-- start AVAILABLE DATA --

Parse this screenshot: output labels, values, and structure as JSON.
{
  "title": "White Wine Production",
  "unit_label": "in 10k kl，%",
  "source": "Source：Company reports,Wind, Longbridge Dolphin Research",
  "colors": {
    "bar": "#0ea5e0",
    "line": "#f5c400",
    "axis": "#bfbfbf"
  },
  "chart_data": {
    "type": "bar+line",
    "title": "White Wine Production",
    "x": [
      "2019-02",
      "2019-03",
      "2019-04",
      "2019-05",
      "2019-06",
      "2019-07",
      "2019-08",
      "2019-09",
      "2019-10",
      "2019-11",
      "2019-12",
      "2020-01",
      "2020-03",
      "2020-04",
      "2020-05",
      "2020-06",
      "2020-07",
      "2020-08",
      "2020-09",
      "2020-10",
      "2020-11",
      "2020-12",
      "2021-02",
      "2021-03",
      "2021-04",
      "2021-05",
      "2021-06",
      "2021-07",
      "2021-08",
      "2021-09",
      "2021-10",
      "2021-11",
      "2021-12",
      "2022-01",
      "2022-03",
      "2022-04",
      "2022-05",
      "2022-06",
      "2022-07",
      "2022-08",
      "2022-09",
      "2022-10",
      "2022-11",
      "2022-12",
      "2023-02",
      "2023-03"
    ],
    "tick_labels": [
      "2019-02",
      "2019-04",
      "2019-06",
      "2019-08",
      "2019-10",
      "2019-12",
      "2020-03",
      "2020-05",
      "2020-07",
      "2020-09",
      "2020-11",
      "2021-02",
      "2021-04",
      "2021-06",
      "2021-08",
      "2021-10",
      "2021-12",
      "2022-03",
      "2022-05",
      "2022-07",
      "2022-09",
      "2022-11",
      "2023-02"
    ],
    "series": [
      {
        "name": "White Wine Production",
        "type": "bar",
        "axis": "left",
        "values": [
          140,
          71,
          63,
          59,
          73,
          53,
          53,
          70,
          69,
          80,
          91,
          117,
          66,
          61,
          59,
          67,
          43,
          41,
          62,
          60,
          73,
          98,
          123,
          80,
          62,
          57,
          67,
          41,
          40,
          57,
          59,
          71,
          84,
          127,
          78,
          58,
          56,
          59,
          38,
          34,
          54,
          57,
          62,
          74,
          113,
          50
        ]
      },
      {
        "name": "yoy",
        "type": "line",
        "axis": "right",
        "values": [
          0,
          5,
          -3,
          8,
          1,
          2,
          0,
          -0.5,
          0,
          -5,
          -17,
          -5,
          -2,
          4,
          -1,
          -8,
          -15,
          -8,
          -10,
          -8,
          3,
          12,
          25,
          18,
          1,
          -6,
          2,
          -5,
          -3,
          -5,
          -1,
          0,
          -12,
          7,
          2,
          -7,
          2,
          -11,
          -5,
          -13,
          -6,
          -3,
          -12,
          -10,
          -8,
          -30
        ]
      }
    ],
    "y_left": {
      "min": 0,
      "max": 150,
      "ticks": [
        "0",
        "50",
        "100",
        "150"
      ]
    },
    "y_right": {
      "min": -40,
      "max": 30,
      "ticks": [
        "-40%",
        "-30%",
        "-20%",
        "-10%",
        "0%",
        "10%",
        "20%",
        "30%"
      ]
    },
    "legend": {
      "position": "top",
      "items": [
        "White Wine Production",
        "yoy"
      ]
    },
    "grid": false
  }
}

-- end AVAILABLE DATA --
-- start AVAILABLE DATA --

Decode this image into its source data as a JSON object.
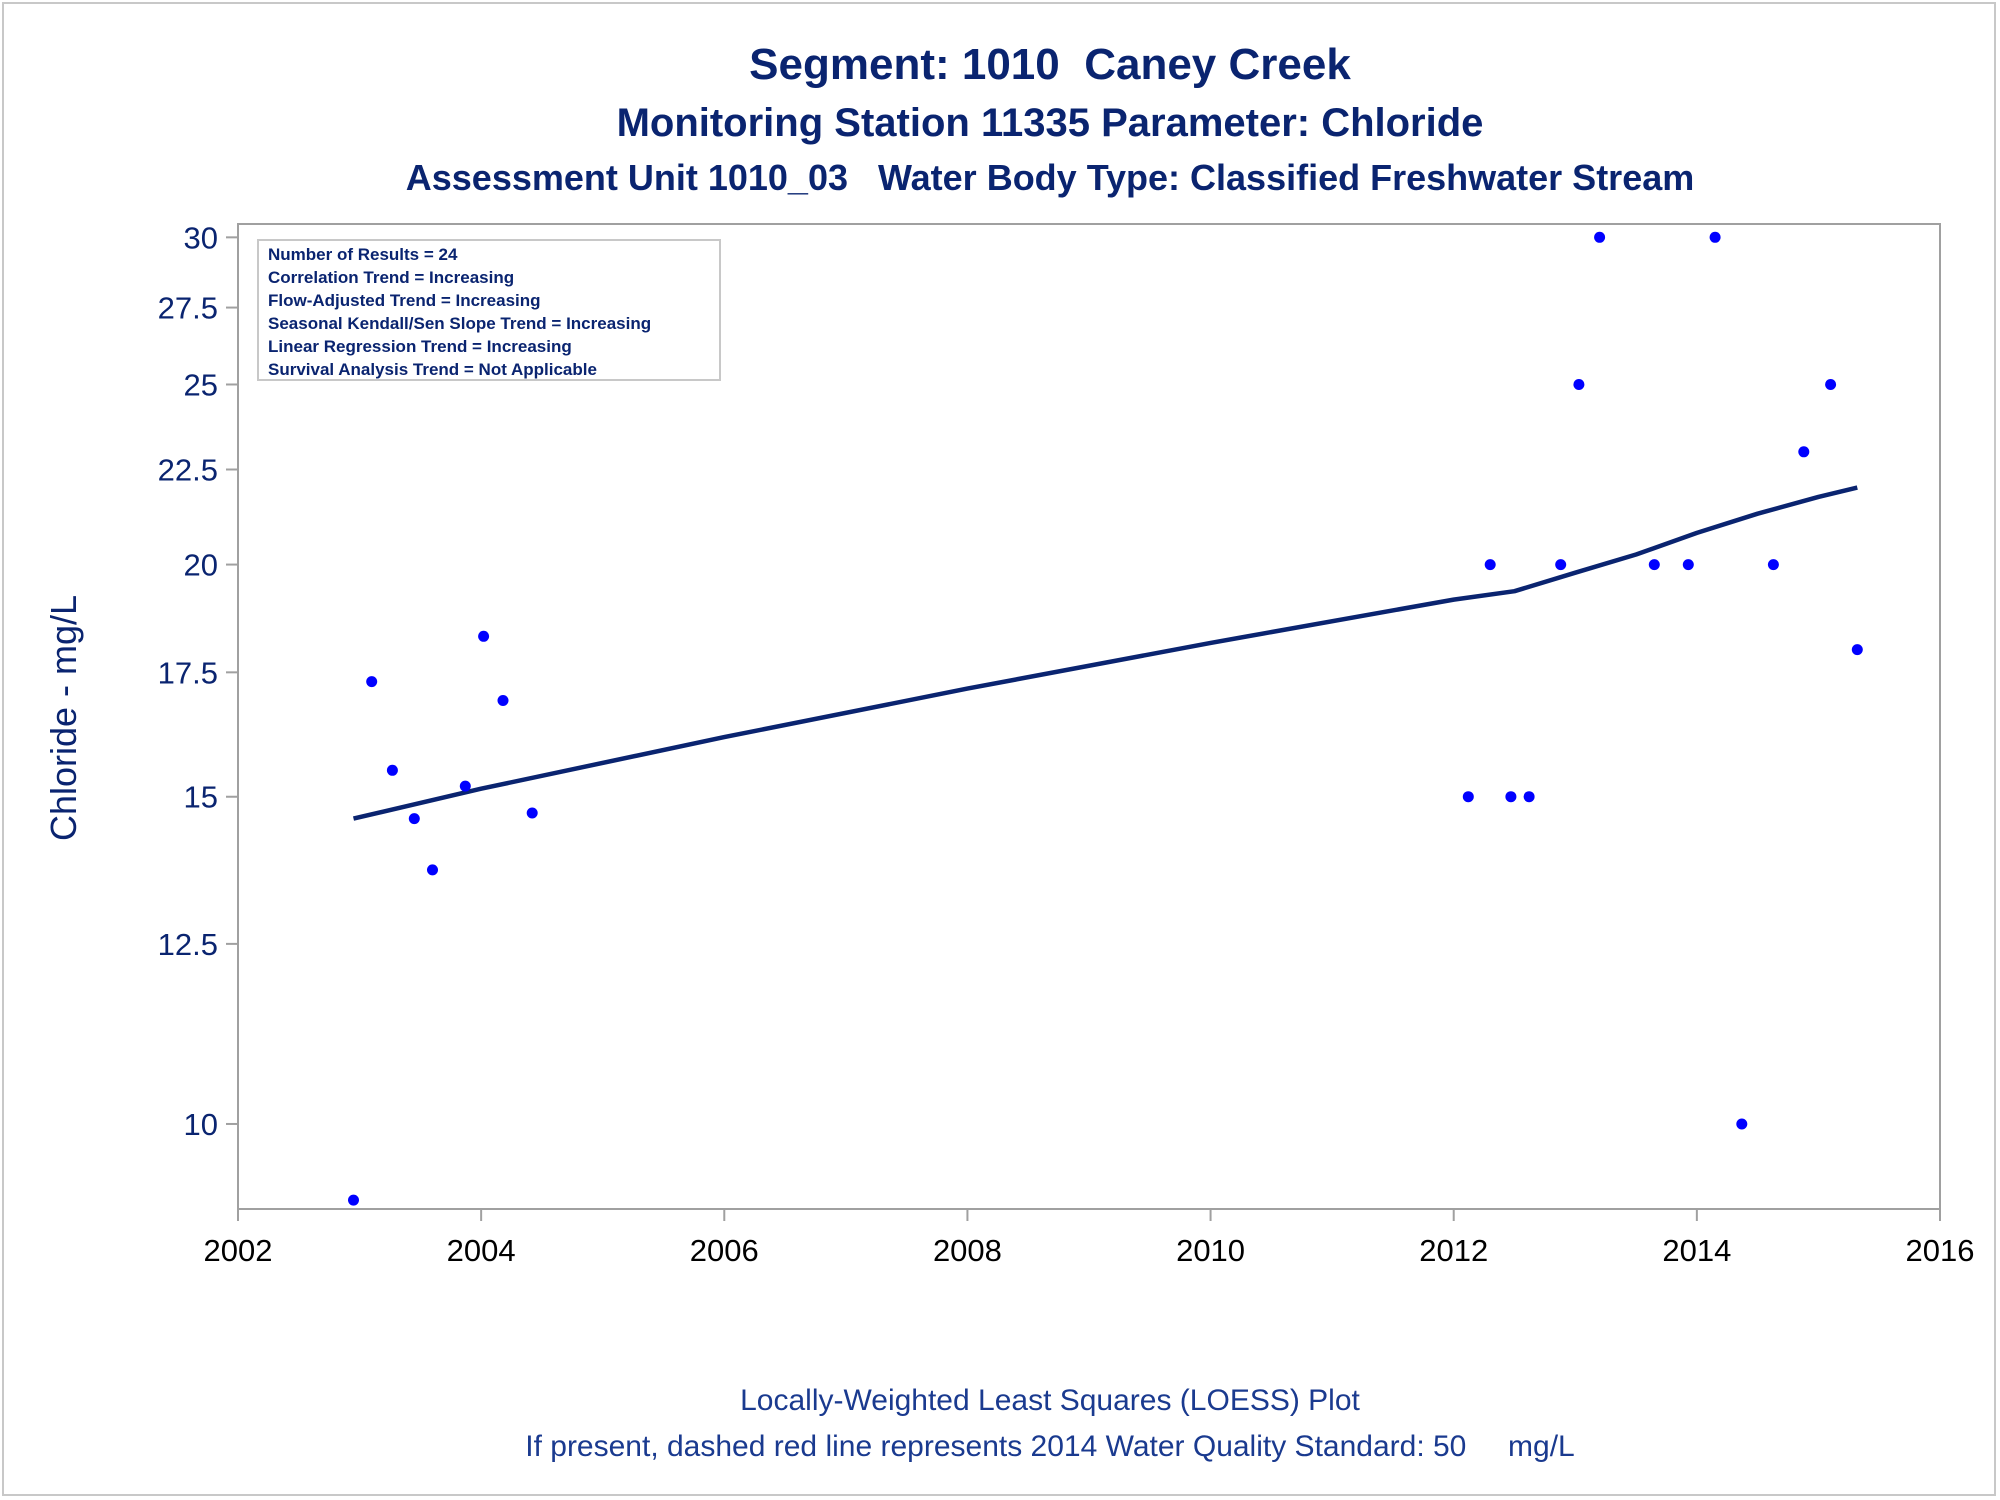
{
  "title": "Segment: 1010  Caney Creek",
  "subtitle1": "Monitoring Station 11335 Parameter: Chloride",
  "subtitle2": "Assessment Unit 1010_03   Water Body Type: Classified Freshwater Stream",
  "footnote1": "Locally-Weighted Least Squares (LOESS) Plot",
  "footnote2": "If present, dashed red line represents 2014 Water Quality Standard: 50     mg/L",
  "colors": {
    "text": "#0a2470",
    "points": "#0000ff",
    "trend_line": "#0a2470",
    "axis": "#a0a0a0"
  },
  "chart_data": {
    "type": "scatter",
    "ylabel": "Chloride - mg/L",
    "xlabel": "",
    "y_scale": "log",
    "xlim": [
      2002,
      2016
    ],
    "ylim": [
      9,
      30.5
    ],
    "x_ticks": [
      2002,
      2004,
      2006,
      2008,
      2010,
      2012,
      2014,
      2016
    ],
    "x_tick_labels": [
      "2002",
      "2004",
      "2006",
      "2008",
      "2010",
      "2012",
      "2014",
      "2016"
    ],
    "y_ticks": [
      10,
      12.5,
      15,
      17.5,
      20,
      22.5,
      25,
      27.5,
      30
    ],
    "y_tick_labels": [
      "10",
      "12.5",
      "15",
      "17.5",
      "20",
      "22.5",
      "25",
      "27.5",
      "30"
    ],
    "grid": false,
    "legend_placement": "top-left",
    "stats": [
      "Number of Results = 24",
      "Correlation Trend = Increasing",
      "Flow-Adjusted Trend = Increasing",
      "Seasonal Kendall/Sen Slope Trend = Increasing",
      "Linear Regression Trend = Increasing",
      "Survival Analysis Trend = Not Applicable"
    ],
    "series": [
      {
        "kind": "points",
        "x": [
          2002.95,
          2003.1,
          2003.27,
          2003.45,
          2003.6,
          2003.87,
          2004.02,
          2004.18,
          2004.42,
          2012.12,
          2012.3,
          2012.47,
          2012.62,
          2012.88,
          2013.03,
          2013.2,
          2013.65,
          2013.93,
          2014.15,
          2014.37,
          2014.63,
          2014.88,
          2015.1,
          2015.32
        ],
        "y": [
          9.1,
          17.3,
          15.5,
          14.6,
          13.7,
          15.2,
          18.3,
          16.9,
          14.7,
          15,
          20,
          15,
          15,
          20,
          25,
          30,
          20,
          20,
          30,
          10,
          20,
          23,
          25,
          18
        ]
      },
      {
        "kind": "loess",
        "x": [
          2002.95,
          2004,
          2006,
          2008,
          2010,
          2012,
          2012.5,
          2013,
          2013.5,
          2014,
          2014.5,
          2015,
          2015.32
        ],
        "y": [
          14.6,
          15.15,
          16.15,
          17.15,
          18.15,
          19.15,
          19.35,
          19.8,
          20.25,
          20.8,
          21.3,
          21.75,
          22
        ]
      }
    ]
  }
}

-- end AVAILABLE DATA --

WRITTEN TASK
In the records above, how many lines contain the string "axis"? State that number only.

SOLVED EXERCISE
4